# [Objective]
Restate the whole of the material. Keep every word, and drop the pictures.

# [Material shown]
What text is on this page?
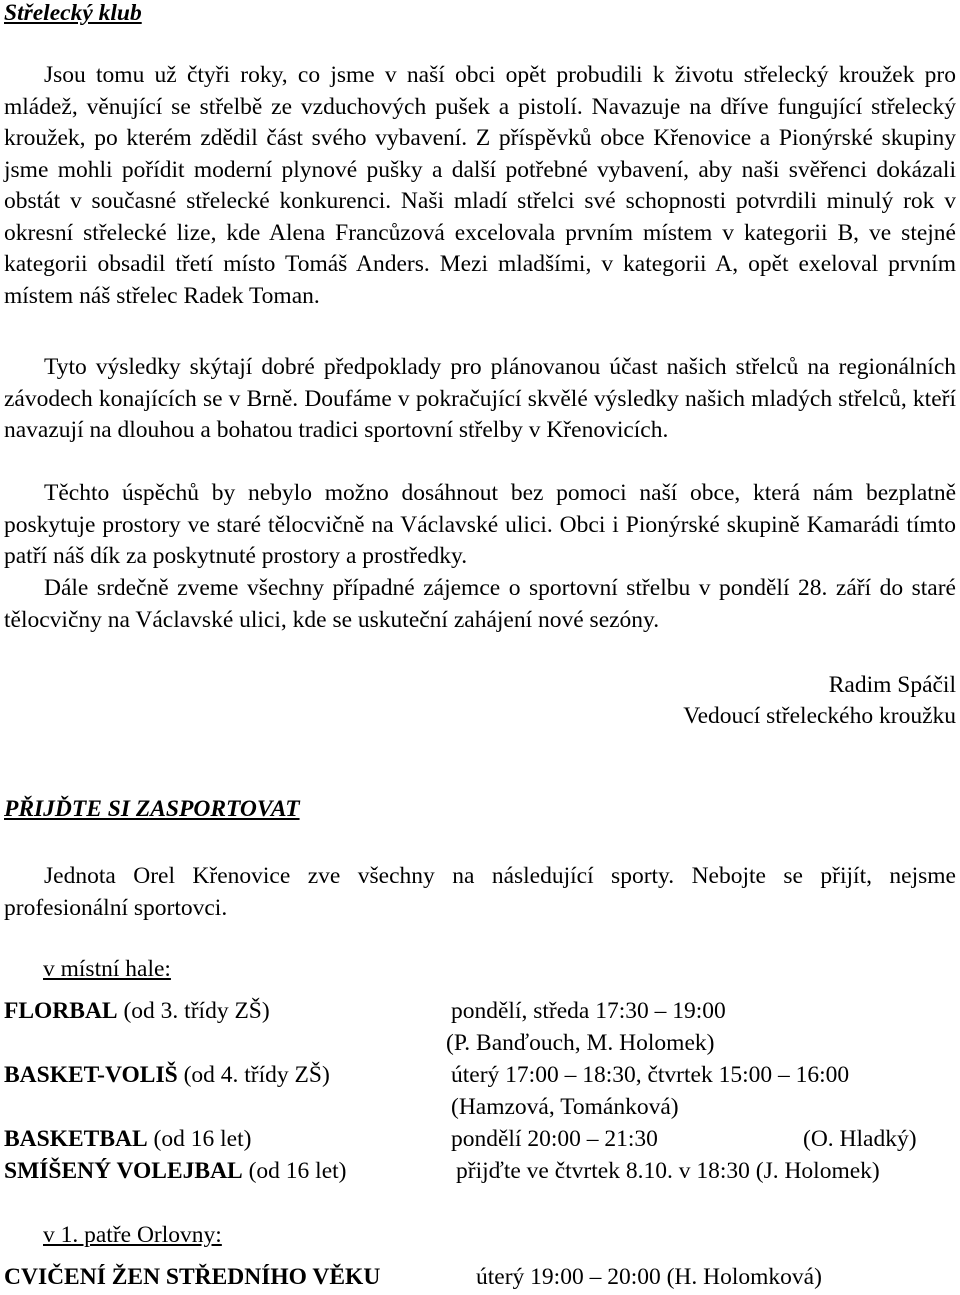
Střelecký klub

Jsou tomu už čtyři roky, co jsme v naší obci opět probudili k životu střelecký kroužek pro mládež, věnující se střelbě ze vzduchových pušek a pistolí. Navazuje na dříve fungující střelecký kroužek, po kterém zdědil část svého vybavení. Z příspěvků obce Křenovice a Pionýrské skupiny jsme mohli pořídit moderní plynové pušky a další potřebné vybavení, aby naši svěřenci dokázali obstát v současné střelecké konkurenci. Naši mladí střelci své schopnosti potvrdili minulý rok v okresní střelecké lize, kde Alena Francůzová excelovala prvním místem v kategorii B, ve stejné kategorii obsadil třetí místo Tomáš Anders. Mezi mladšími, v kategorii A, opět exeloval prvním místem náš střelec Radek Toman.

Tyto výsledky skýtají dobré předpoklady pro plánovanou účast našich střelců na regionálních závodech konajících se v Brně. Doufáme v pokračující skvělé výsledky našich mladých střelců, kteří navazují na dlouhou a bohatou tradici sportovní střelby v Křenovicích.

Těchto úspěchů by nebylo možno dosáhnout bez pomoci naší obce, která nám bezplatně poskytuje prostory ve staré tělocvičně na Václavské ulici. Obci i Pionýrské skupině Kamarádi tímto patří náš dík za poskytnuté prostory a prostředky.

Dále srdečně zveme všechny případné zájemce o sportovní střelbu v pondělí 28. září do staré tělocvičny na Václavské ulici, kde se uskuteční zahájení nové sezóny.

Radim Spáčil
Vedoucí střeleckého kroužku
PŘIJĎTE SI ZASPORTOVAT

Jednota Orel Křenovice zve všechny na následující sporty. Nebojte se přijít, nejsme profesionální sportovci.

v místní hale:
FLORBAL (od 3. třídy ZŠ)	pondělí, středa 17:30 – 19:00
(P. Banďouch, M. Holomek)
BASKET-VOLIŠ (od 4. třídy ZŠ)	úterý 17:00 – 18:30, čtvrtek 15:00 – 16:00
(Hamzová, Tománková)
BASKETBAL (od 16 let)	pondělí 20:00 – 21:30	(O. Hladký)
SMÍŠENÝ VOLEJBAL (od 16 let)	přijďte ve čtvrtek 8.10. v 18:30 (J. Holomek)
v 1. patře Orlovny:
CVIČENÍ ŽEN STŘEDNÍHO VĚKU	úterý 19:00 – 20:00 (H. Holomková)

# [Correct answer]
What text is on this page?
Střelecký klub

Jsou tomu už čtyři roky, co jsme v naší obci opět probudili k životu střelecký kroužek pro mládež, věnující se střelbě ze vzduchových pušek a pistolí. Navazuje na dříve fungující střelecký kroužek, po kterém zdědil část svého vybavení. Z příspěvků obce Křenovice a Pionýrské skupiny jsme mohli pořídit moderní plynové pušky a další potřebné vybavení, aby naši svěřenci dokázali obstát v současné střelecké konkurenci. Naši mladí střelci své schopnosti potvrdili minulý rok v okresní střelecké lize, kde Alena Francůzová excelovala prvním místem v kategorii B, ve stejné kategorii obsadil třetí místo Tomáš Anders. Mezi mladšími, v kategorii A, opět exeloval prvním místem náš střelec Radek Toman.

Tyto výsledky skýtají dobré předpoklady pro plánovanou účast našich střelců na regionálních závodech konajících se v Brně. Doufáme v pokračující skvělé výsledky našich mladých střelců, kteří navazují na dlouhou a bohatou tradici sportovní střelby v Křenovicích.

Těchto úspěchů by nebylo možno dosáhnout bez pomoci naší obce, která nám bezplatně poskytuje prostory ve staré tělocvičně na Václavské ulici. Obci i Pionýrské skupině Kamarádi tímto patří náš dík za poskytnuté prostory a prostředky.

Dále srdečně zveme všechny případné zájemce o sportovní střelbu v pondělí 28. září do staré tělocvičny na Václavské ulici, kde se uskuteční zahájení nové sezóny.

Radim Spáčil
Vedoucí střeleckého kroužku
PŘIJĎTE SI ZASPORTOVAT

Jednota Orel Křenovice zve všechny na následující sporty. Nebojte se přijít, nejsme profesionální sportovci.

v místní hale:
FLORBAL (od 3. třídy ZŠ)	pondělí, středa 17:30 – 19:00
(P. Banďouch, M. Holomek)
BASKET-VOLIŠ (od 4. třídy ZŠ)	úterý 17:00 – 18:30, čtvrtek 15:00 – 16:00
(Hamzová, Tománková)
BASKETBAL (od 16 let)	pondělí 20:00 – 21:30	(O. Hladký)
SMÍŠENÝ VOLEJBAL (od 16 let)	přijďte ve čtvrtek 8.10. v 18:30 (J. Holomek)
v 1. patře Orlovny:
CVIČENÍ ŽEN STŘEDNÍHO VĚKU	úterý 19:00 – 20:00 (H. Holomková)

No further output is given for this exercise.